*WHAT IS BEING ASKED*
Reproduce every line of the material below, but drop the pictures.

── DATA LINES

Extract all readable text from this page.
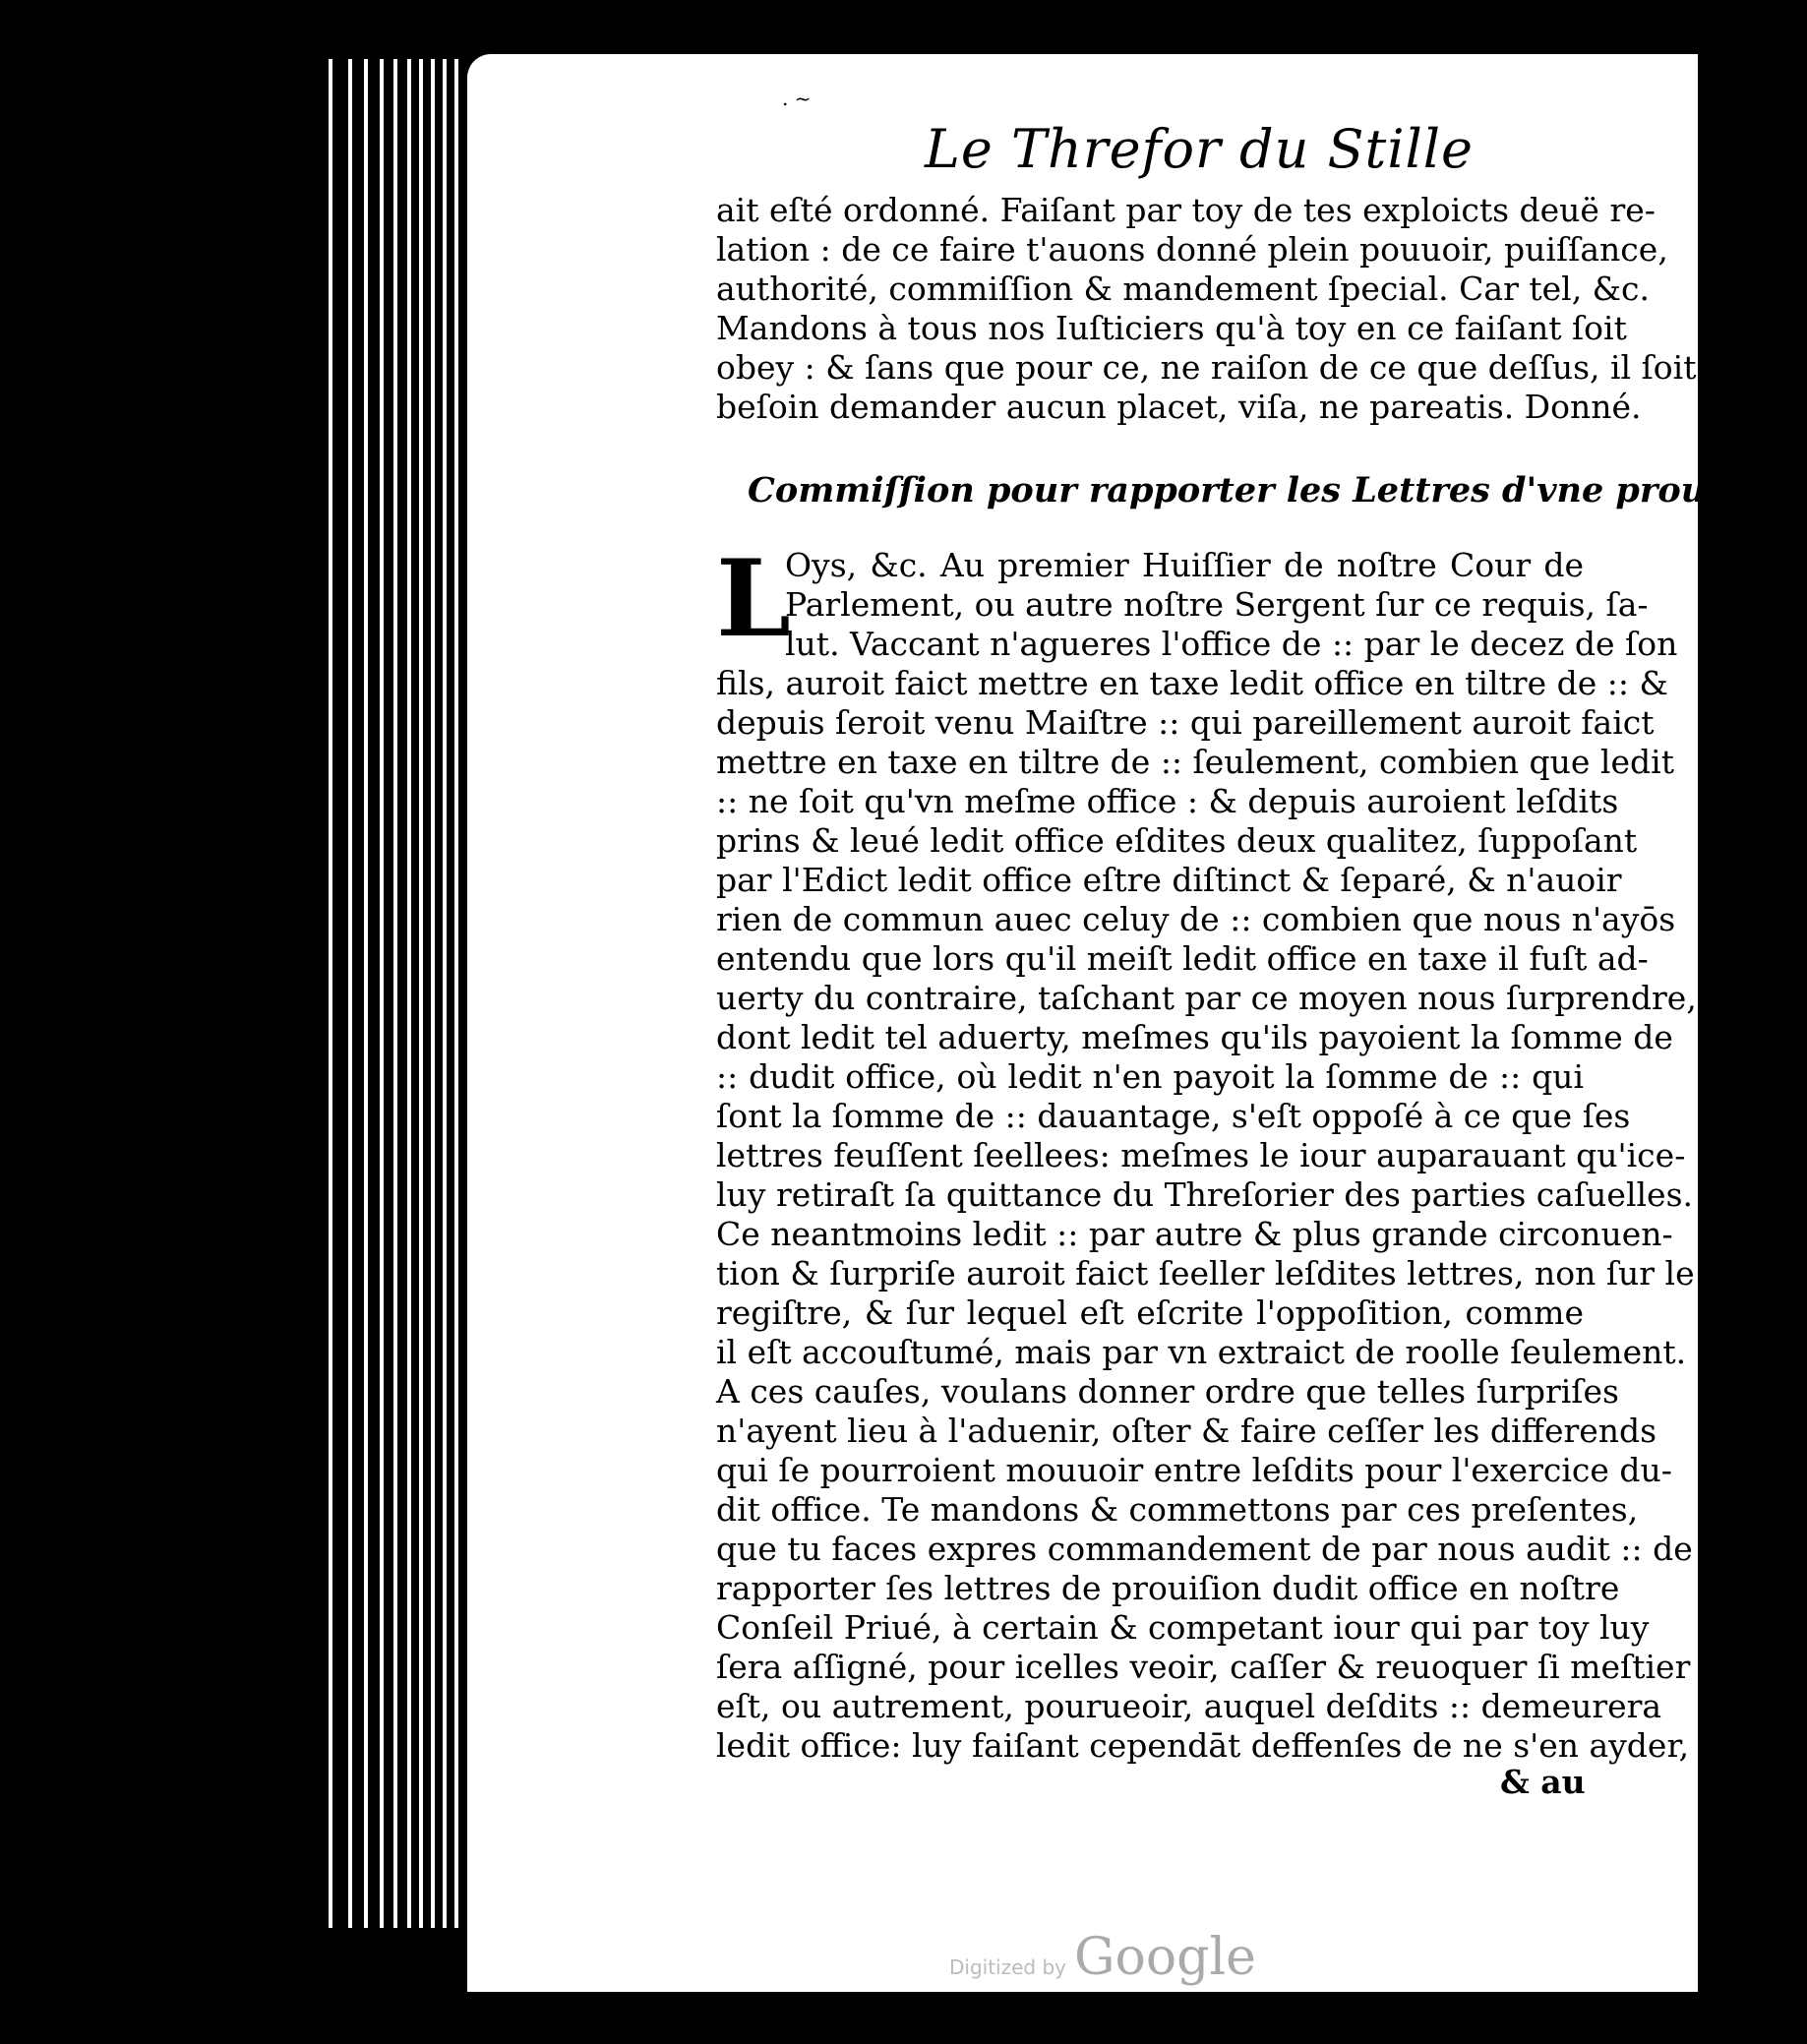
. ~
Le Threfor du Stille
ait eſté ordonné. Faiſant par toy de tes exploicts deuë re-
lation : de ce faire t'auons donné plein pouuoir, puiſſance,
authorité, commiſſion & mandement ſpecial. Car tel, &c.
Mandons à tous nos Iuſticiers qu'à toy en ce faiſant ſoit
obey : & ſans que pour ce, ne raiſon de ce que deſſus, il ſoit
beſoin demander aucun placet, viſa, ne pareatis. Donné.
Commiſſion pour rapporter les Lettres d'vne prouiſion.
L
Oys, &c. Au premier Huiſſier de noſtre Cour de
Parlement, ou autre noſtre Sergent ſur ce requis, ſa-
lut. Vaccant n'agueres l'office de :: par le decez de ſon
fils, auroit faict mettre en taxe ledit office en tiltre de :: &
depuis ſeroit venu Maiſtre :: qui pareillement auroit faict
mettre en taxe en tiltre de :: ſeulement, combien que ledit
:: ne ſoit qu'vn meſme office : & depuis auroient leſdits
prins & leué ledit office eſdites deux qualitez, ſuppoſant
par l'Edict ledit office eſtre diſtinct & ſeparé, & n'auoir
rien de commun auec celuy de :: combien que nous n'ayōs
entendu que lors qu'il meiſt ledit office en taxe il fuſt ad-
uerty du contraire, taſchant par ce moyen nous ſurprendre,
dont ledit tel aduerty, meſmes qu'ils payoient la ſomme de
:: dudit office, où ledit n'en payoit la ſomme de :: qui
ſont la ſomme de :: dauantage, s'eſt oppoſé à ce que ſes
lettres feuſſent ſeellees: meſmes le iour auparauant qu'ice-
luy retiraſt ſa quittance du Threſorier des parties caſuelles.
Ce neantmoins ledit :: par autre & plus grande circonuen-
tion & ſurpriſe auroit faict ſeeller leſdites lettres, non ſur le
regiſtre, & ſur lequel eſt eſcrite l'oppoſition, comme
il eſt accouſtumé, mais par vn extraict de roolle ſeulement.
A ces cauſes, voulans donner ordre que telles ſurpriſes
n'ayent lieu à l'aduenir, oſter & faire ceſſer les differends
qui ſe pourroient mouuoir entre leſdits pour l'exercice du-
dit office. Te mandons & commettons par ces preſentes,
que tu faces expres commandement de par nous audit :: de
rapporter ſes lettres de prouiſion dudit office en noſtre
Conſeil Priué, à certain & competant iour qui par toy luy
ſera aſſigné, pour icelles veoir, caſſer & reuoquer ſi meſtier
eſt, ou autrement, pourueoir, auquel deſdits :: demeurera
ledit office: luy faiſant cependāt deffenſes de ne s'en ayder,
& au
Digitized by Google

────

*RESULT BELOW*
Extract all readable text from this page.
. ~
Le Threfor du Stille
ait eſté ordonné. Faiſant par toy de tes exploicts deuë re-
lation : de ce faire t'auons donné plein pouuoir, puiſſance,
authorité, commiſſion & mandement ſpecial. Car tel, &c.
Mandons à tous nos Iuſticiers qu'à toy en ce faiſant ſoit
obey : & ſans que pour ce, ne raiſon de ce que deſſus, il ſoit
beſoin demander aucun placet, viſa, ne pareatis. Donné.
Commiſſion pour rapporter les Lettres d'vne prouiſion.
L
Oys, &c. Au premier Huiſſier de noſtre Cour de
Parlement, ou autre noſtre Sergent ſur ce requis, ſa-
lut. Vaccant n'agueres l'office de :: par le decez de ſon
fils, auroit faict mettre en taxe ledit office en tiltre de :: &
depuis ſeroit venu Maiſtre :: qui pareillement auroit faict
mettre en taxe en tiltre de :: ſeulement, combien que ledit
:: ne ſoit qu'vn meſme office : & depuis auroient leſdits
prins & leué ledit office eſdites deux qualitez, ſuppoſant
par l'Edict ledit office eſtre diſtinct & ſeparé, & n'auoir
rien de commun auec celuy de :: combien que nous n'ayōs
entendu que lors qu'il meiſt ledit office en taxe il fuſt ad-
uerty du contraire, taſchant par ce moyen nous ſurprendre,
dont ledit tel aduerty, meſmes qu'ils payoient la ſomme de
:: dudit office, où ledit n'en payoit la ſomme de :: qui
ſont la ſomme de :: dauantage, s'eſt oppoſé à ce que ſes
lettres feuſſent ſeellees: meſmes le iour auparauant qu'ice-
luy retiraſt ſa quittance du Threſorier des parties caſuelles.
Ce neantmoins ledit :: par autre & plus grande circonuen-
tion & ſurpriſe auroit faict ſeeller leſdites lettres, non ſur le
regiſtre, & ſur lequel eſt eſcrite l'oppoſition, comme
il eſt accouſtumé, mais par vn extraict de roolle ſeulement.
A ces cauſes, voulans donner ordre que telles ſurpriſes
n'ayent lieu à l'aduenir, oſter & faire ceſſer les differends
qui ſe pourroient mouuoir entre leſdits pour l'exercice du-
dit office. Te mandons & commettons par ces preſentes,
que tu faces expres commandement de par nous audit :: de
rapporter ſes lettres de prouiſion dudit office en noſtre
Conſeil Priué, à certain & competant iour qui par toy luy
ſera aſſigné, pour icelles veoir, caſſer & reuoquer ſi meſtier
eſt, ou autrement, pourueoir, auquel deſdits :: demeurera
ledit office: luy faiſant cependāt deffenſes de ne s'en ayder,
& au
Digitized by Google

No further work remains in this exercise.